▶ **What you have to do**
Find the string "postul" in the entries and copy each line that has it.

▶ **Records excerpted from a collection**
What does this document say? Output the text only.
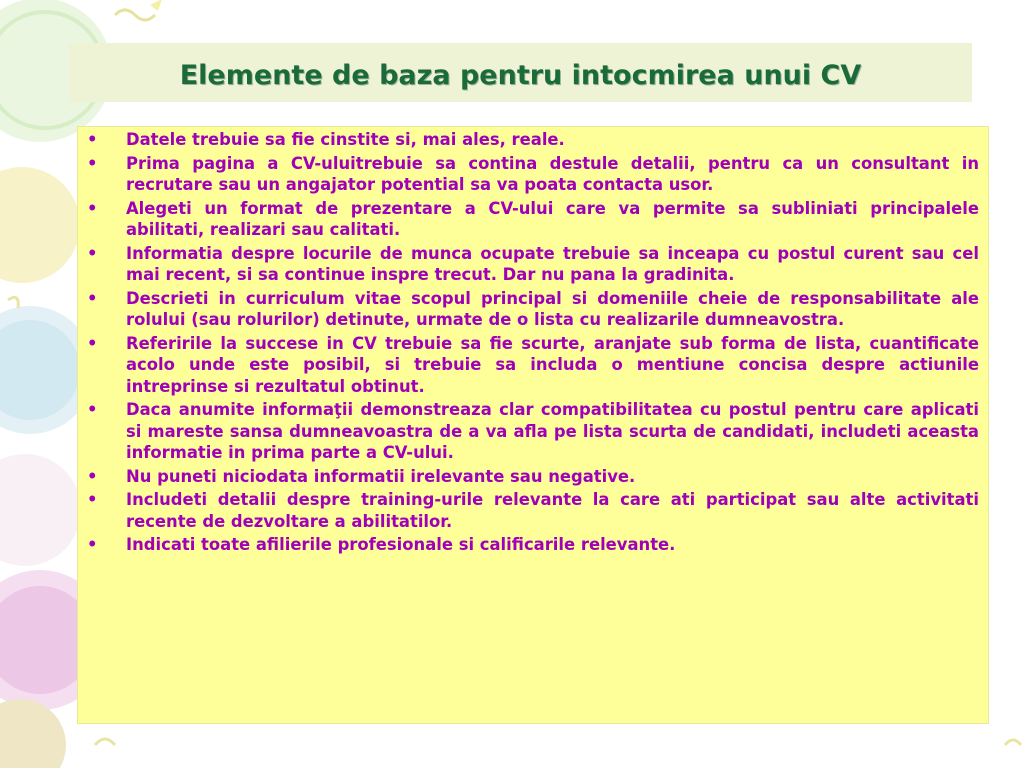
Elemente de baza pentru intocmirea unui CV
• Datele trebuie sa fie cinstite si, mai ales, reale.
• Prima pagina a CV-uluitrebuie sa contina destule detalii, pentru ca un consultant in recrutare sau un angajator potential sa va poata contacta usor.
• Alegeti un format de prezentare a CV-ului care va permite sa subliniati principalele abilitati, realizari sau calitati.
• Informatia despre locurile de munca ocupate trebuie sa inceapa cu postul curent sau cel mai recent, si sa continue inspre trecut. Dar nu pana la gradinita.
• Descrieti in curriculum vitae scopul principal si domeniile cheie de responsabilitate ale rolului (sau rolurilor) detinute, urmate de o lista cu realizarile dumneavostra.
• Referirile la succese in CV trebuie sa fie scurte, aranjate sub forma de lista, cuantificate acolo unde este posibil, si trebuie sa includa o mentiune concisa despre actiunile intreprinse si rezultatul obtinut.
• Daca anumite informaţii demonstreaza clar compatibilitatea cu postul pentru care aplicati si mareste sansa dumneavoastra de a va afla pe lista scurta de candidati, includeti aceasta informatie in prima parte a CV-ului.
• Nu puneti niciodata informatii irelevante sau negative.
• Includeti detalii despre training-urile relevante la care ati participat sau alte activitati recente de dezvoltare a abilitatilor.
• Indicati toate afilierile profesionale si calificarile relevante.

▶ **Finished task**
• Informatia despre locurile de munca ocupate trebuie sa inceapa cu postul curent sau cel mai recent, si sa continue inspre trecut. Dar nu pana la gradinita.
• Daca anumite informaţii demonstreaza clar compatibilitatea cu postul pentru care aplicati si mareste sansa dumneavoastra de a va afla pe lista scurta de candidati, includeti aceasta informatie in prima parte a CV-ului.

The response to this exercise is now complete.